SUPPLIED DATA ▸
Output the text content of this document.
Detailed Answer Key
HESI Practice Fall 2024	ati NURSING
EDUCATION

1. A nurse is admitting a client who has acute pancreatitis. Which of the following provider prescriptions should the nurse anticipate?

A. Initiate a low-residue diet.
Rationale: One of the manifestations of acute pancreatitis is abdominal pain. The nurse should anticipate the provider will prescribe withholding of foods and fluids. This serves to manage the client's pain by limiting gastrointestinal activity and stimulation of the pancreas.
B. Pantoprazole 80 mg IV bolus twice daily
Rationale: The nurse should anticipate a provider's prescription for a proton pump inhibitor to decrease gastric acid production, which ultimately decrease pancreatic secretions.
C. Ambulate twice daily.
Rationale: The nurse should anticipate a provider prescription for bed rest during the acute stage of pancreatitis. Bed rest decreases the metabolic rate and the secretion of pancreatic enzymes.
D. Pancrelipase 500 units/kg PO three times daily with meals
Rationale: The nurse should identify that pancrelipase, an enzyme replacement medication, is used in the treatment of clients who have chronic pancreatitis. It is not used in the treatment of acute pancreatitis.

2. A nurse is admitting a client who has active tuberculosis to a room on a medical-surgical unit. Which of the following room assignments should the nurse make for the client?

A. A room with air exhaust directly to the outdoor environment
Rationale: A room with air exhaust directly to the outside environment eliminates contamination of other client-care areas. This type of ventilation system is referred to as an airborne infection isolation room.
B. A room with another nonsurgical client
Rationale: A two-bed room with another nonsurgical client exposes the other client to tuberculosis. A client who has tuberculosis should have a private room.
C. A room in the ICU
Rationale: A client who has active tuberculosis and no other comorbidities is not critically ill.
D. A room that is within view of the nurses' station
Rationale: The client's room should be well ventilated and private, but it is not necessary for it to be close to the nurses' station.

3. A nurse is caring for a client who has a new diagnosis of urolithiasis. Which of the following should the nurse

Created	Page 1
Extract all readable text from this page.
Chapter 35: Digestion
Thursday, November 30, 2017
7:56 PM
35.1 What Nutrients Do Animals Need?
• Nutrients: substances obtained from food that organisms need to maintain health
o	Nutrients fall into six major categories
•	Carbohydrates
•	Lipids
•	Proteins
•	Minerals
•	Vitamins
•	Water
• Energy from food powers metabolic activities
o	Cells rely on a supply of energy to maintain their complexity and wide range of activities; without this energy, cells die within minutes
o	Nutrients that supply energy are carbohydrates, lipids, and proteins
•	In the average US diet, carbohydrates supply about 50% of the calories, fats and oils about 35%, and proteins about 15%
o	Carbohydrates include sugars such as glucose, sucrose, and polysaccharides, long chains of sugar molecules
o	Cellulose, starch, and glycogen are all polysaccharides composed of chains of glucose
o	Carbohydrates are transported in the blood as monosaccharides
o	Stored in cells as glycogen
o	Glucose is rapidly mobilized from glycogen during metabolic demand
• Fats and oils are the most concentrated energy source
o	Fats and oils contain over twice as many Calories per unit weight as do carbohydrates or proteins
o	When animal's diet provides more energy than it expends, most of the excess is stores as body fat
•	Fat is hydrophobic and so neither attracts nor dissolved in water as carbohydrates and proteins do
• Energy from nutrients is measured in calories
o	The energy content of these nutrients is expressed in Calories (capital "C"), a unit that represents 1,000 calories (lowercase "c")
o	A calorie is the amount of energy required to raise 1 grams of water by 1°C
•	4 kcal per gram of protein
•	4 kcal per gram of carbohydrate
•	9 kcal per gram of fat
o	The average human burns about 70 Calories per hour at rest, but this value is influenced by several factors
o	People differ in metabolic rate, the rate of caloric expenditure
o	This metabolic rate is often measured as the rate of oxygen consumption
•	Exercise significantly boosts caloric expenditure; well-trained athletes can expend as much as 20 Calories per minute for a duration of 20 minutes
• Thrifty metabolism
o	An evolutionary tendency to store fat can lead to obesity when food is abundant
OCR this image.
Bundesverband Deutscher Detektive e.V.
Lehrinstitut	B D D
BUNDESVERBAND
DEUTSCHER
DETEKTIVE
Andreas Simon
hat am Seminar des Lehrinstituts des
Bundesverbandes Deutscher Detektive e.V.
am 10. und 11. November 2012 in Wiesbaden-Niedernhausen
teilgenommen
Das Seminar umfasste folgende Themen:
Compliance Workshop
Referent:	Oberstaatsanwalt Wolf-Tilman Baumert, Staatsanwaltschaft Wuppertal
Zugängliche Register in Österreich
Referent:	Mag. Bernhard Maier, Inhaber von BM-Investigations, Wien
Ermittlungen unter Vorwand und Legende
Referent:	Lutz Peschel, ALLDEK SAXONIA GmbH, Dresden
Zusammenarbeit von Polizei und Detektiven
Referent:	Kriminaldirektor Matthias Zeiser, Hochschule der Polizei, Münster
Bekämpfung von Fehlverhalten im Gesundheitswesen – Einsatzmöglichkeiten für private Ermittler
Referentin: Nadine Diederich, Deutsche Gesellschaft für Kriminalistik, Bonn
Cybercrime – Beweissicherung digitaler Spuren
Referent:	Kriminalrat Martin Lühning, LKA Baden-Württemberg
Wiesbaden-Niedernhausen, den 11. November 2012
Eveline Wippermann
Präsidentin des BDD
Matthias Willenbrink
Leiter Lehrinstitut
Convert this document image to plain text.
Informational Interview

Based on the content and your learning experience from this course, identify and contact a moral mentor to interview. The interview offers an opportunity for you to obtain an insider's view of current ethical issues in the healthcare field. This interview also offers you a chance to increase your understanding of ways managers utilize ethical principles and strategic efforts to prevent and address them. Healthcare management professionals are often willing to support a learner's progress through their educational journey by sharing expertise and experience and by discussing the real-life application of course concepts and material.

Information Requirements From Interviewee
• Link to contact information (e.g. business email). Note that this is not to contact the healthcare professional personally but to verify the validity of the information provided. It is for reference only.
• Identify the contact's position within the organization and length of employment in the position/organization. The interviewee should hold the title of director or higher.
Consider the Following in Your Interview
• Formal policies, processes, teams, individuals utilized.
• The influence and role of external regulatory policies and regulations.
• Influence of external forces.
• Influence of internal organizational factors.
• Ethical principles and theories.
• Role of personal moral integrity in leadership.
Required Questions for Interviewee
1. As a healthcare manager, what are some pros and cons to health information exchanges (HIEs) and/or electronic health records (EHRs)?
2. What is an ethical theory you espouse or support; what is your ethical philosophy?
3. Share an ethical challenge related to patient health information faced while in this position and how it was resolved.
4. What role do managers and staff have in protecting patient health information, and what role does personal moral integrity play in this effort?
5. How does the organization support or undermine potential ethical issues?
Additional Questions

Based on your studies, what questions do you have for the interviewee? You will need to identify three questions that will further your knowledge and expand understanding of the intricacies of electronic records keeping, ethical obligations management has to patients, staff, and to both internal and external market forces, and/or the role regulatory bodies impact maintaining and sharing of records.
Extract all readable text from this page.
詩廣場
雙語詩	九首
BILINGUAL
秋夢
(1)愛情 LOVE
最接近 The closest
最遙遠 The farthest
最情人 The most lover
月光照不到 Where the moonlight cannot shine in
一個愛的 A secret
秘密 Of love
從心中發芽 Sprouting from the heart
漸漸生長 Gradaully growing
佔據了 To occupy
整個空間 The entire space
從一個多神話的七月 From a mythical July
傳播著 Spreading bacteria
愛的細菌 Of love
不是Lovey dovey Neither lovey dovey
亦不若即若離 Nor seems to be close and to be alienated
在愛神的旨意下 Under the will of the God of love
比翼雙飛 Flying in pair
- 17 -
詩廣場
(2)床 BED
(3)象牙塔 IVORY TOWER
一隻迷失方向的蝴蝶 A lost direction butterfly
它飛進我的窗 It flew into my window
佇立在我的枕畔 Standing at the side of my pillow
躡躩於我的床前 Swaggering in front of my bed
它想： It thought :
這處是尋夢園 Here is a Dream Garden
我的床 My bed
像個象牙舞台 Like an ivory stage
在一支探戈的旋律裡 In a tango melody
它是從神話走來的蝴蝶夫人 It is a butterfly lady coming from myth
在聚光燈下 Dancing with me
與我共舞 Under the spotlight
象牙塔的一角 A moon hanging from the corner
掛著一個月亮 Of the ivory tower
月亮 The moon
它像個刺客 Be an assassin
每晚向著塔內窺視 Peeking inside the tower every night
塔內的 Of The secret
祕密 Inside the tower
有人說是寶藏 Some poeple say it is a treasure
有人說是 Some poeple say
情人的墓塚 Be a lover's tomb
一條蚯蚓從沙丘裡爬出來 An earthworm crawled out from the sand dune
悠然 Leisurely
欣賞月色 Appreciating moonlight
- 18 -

ASSIGNED TASK ▸ Reproduce every line from the entries that holds the word "nonsurgical".

EXERCISE ANSWER ▸
B. A room with another nonsurgical client
Rationale: A two-bed room with another nonsurgical client exposes the other client to tuberculosis. A client who has tuberculosis should have a private room.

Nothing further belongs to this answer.